**Records shown**:

━━━━━━━━━━━━━━━━━━━━

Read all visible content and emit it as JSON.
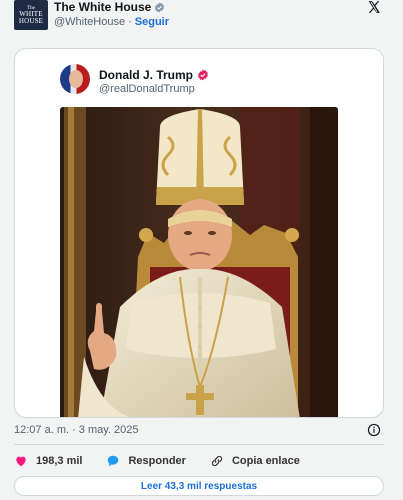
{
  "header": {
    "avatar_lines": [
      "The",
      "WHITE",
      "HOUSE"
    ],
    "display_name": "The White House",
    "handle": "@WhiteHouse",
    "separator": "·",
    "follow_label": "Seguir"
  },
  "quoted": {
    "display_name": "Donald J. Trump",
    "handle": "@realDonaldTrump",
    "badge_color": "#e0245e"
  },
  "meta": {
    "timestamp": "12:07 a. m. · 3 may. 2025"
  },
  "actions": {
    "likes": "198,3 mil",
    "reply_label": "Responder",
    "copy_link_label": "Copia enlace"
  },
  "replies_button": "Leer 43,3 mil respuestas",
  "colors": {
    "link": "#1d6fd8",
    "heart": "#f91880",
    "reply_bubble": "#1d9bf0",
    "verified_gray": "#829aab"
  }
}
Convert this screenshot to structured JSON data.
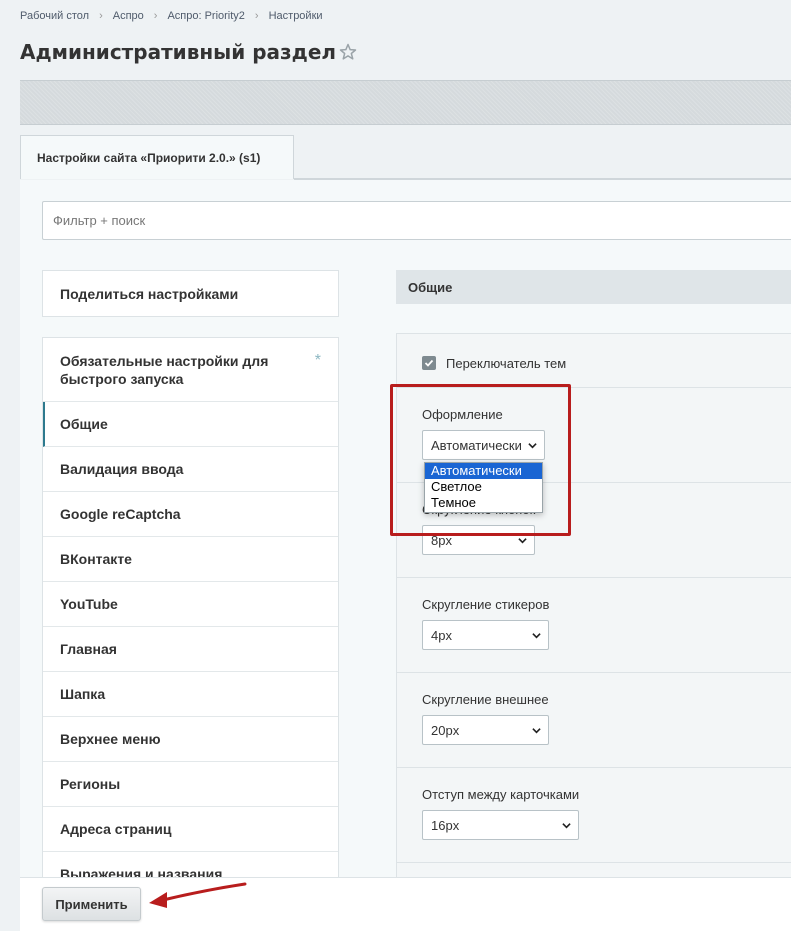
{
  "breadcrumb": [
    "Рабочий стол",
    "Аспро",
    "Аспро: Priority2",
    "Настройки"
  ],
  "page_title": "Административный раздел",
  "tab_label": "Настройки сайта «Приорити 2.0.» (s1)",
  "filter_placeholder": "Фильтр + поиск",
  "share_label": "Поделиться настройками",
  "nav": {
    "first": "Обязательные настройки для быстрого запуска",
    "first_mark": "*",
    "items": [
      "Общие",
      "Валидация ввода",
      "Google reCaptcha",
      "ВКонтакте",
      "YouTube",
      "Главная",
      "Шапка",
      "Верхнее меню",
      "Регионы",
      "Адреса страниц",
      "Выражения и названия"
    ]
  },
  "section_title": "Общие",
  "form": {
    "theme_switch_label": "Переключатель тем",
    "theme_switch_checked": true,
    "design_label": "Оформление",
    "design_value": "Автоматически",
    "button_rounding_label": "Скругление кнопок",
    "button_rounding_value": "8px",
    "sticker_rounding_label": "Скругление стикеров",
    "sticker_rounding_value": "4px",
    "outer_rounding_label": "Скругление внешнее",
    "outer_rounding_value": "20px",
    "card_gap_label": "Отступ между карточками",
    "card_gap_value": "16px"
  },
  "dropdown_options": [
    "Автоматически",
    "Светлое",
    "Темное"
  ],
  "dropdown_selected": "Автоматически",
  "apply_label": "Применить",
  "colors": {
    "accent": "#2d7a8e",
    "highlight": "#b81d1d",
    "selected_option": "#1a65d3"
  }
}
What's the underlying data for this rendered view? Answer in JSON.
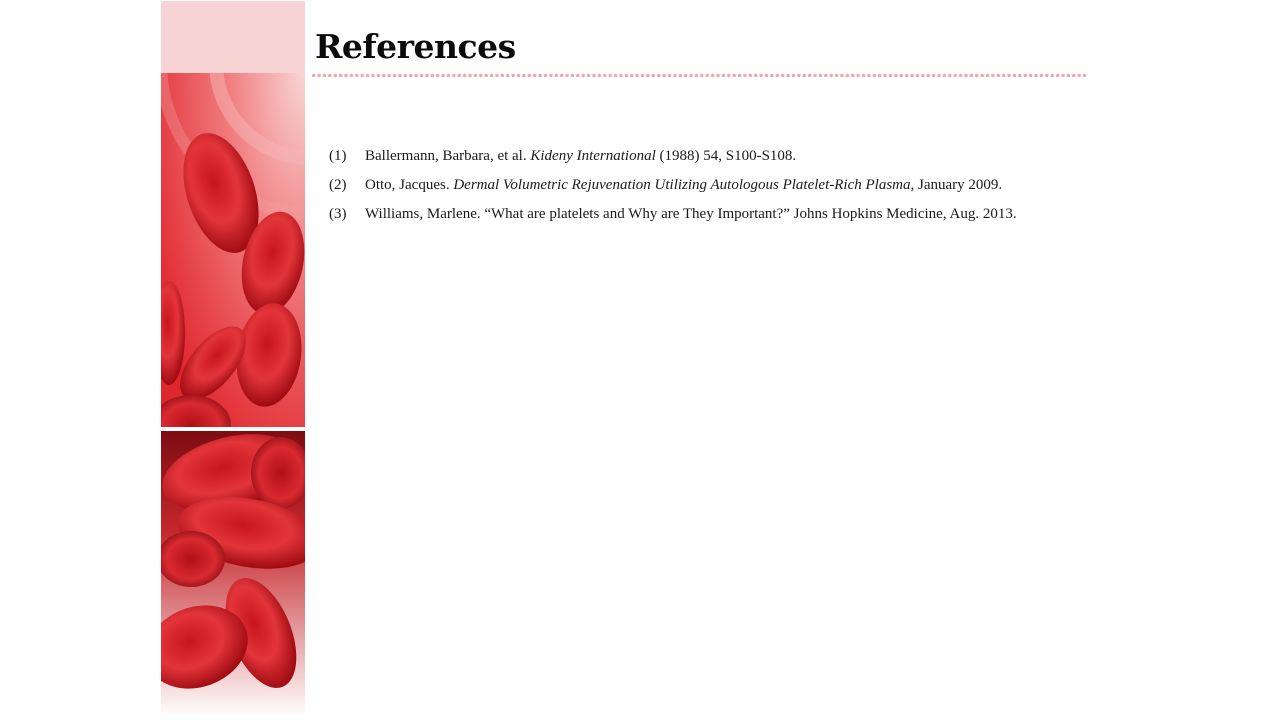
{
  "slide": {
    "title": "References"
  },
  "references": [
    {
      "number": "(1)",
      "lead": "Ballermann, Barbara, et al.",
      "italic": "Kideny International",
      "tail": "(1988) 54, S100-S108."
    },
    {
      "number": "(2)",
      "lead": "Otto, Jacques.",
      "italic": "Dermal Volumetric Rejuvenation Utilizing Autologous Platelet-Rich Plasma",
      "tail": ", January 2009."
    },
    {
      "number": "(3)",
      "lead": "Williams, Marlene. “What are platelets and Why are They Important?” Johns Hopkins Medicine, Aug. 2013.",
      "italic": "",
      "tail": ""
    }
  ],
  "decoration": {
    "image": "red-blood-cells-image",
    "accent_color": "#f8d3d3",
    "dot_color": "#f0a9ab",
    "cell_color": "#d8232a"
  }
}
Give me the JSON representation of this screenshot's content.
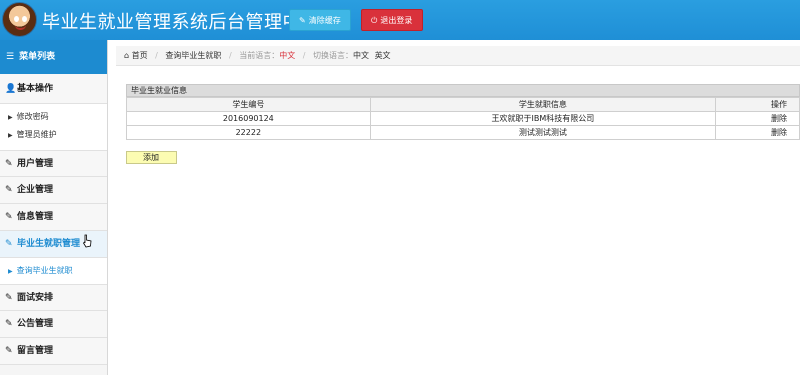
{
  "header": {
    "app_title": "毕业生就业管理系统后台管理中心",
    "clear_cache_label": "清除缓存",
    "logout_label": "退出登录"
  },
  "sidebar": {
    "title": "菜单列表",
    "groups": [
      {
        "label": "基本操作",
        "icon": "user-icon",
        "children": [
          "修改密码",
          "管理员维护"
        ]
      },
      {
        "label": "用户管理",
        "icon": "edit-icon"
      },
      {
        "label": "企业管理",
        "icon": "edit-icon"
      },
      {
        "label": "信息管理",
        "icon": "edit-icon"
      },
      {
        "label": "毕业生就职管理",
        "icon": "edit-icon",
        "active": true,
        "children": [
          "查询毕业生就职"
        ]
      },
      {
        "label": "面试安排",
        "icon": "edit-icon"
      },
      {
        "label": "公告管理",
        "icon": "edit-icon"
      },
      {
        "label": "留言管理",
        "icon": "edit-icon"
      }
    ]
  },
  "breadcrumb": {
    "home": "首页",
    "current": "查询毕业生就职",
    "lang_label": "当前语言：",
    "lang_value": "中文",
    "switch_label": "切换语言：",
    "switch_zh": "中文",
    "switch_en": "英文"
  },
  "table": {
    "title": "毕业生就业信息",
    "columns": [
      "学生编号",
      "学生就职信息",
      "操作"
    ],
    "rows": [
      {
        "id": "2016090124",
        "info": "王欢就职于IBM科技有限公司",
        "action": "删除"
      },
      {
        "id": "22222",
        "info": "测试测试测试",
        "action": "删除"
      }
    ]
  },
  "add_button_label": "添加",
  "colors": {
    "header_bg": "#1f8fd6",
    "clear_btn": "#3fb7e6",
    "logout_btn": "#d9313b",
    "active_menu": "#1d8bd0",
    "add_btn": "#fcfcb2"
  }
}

━━━━━━━━━━━━━━━━━━━━

**Exercise instructions**: Take the records above and transcribe them exactly, dropping every picture.

**Problem solution**:
Read all visible content and emit it as JSON.
{
  "header": {
    "avatar_lines": [
      "The",
      "WHITE",
      "HOUSE"
    ],
    "display_name": "The White House",
    "handle": "@WhiteHouse",
    "separator": "·",
    "follow_label": "Seguir"
  },
  "quoted": {
    "display_name": "Donald J. Trump",
    "handle": "@realDonaldTrump",
    "badge_color": "#e0245e"
  },
  "meta": {
    "timestamp": "12:07 a. m. · 3 may. 2025"
  },
  "actions": {
    "likes": "198,3 mil",
    "reply_label": "Responder",
    "copy_link_label": "Copia enlace"
  },
  "replies_button": "Leer 43,3 mil respuestas",
  "colors": {
    "link": "#1d6fd8",
    "heart": "#f91880",
    "reply_bubble": "#1d9bf0",
    "verified_gray": "#829aab"
  }
}
Convert this screenshot to structured JSON data.
{
  "breadcrumb": [
    "Рабочий стол",
    "Аспро",
    "Аспро: Priority2",
    "Настройки"
  ],
  "page_title": "Административный раздел",
  "tab_label": "Настройки сайта «Приорити 2.0.» (s1)",
  "filter_placeholder": "Фильтр + поиск",
  "share_label": "Поделиться настройками",
  "nav": {
    "first": "Обязательные настройки для быстрого запуска",
    "first_mark": "*",
    "items": [
      "Общие",
      "Валидация ввода",
      "Google reCaptcha",
      "ВКонтакте",
      "YouTube",
      "Главная",
      "Шапка",
      "Верхнее меню",
      "Регионы",
      "Адреса страниц",
      "Выражения и названия"
    ]
  },
  "section_title": "Общие",
  "form": {
    "theme_switch_label": "Переключатель тем",
    "theme_switch_checked": true,
    "design_label": "Оформление",
    "design_value": "Автоматически",
    "button_rounding_label": "Скругление кнопок",
    "button_rounding_value": "8px",
    "sticker_rounding_label": "Скругление стикеров",
    "sticker_rounding_value": "4px",
    "outer_rounding_label": "Скругление внешнее",
    "outer_rounding_value": "20px",
    "card_gap_label": "Отступ между карточками",
    "card_gap_value": "16px"
  },
  "dropdown_options": [
    "Автоматически",
    "Светлое",
    "Темное"
  ],
  "dropdown_selected": "Автоматически",
  "apply_label": "Применить",
  "colors": {
    "accent": "#2d7a8e",
    "highlight": "#b81d1d",
    "selected_option": "#1a65d3"
  }
}
What's the underlying data for this rendered view? Answer in JSON.
{
  "slide": {
    "title": "References"
  },
  "references": [
    {
      "number": "(1)",
      "lead": "Ballermann, Barbara, et al.",
      "italic": "Kideny International",
      "tail": "(1988) 54, S100-S108."
    },
    {
      "number": "(2)",
      "lead": "Otto, Jacques.",
      "italic": "Dermal Volumetric Rejuvenation Utilizing Autologous Platelet-Rich Plasma",
      "tail": ", January 2009."
    },
    {
      "number": "(3)",
      "lead": "Williams, Marlene. “What are platelets and Why are They Important?” Johns Hopkins Medicine, Aug. 2013.",
      "italic": "",
      "tail": ""
    }
  ],
  "decoration": {
    "image": "red-blood-cells-image",
    "accent_color": "#f8d3d3",
    "dot_color": "#f0a9ab",
    "cell_color": "#d8232a"
  }
}
Give me the JSON representation of this screenshot's content.
{
  "header": {
    "app_title": "毕业生就业管理系统后台管理中心",
    "clear_cache_label": "清除缓存",
    "logout_label": "退出登录"
  },
  "sidebar": {
    "title": "菜单列表",
    "groups": [
      {
        "label": "基本操作",
        "icon": "user-icon",
        "children": [
          "修改密码",
          "管理员维护"
        ]
      },
      {
        "label": "用户管理",
        "icon": "edit-icon"
      },
      {
        "label": "企业管理",
        "icon": "edit-icon"
      },
      {
        "label": "信息管理",
        "icon": "edit-icon"
      },
      {
        "label": "毕业生就职管理",
        "icon": "edit-icon",
        "active": true,
        "children": [
          "查询毕业生就职"
        ]
      },
      {
        "label": "面试安排",
        "icon": "edit-icon"
      },
      {
        "label": "公告管理",
        "icon": "edit-icon"
      },
      {
        "label": "留言管理",
        "icon": "edit-icon"
      }
    ]
  },
  "breadcrumb": {
    "home": "首页",
    "current": "查询毕业生就职",
    "lang_label": "当前语言：",
    "lang_value": "中文",
    "switch_label": "切换语言：",
    "switch_zh": "中文",
    "switch_en": "英文"
  },
  "table": {
    "title": "毕业生就业信息",
    "columns": [
      "学生编号",
      "学生就职信息",
      "操作"
    ],
    "rows": [
      {
        "id": "2016090124",
        "info": "王欢就职于IBM科技有限公司",
        "action": "删除"
      },
      {
        "id": "22222",
        "info": "测试测试测试",
        "action": "删除"
      }
    ]
  },
  "add_button_label": "添加",
  "colors": {
    "header_bg": "#1f8fd6",
    "clear_btn": "#3fb7e6",
    "logout_btn": "#d9313b",
    "active_menu": "#1d8bd0",
    "add_btn": "#fcfcb2"
  }
}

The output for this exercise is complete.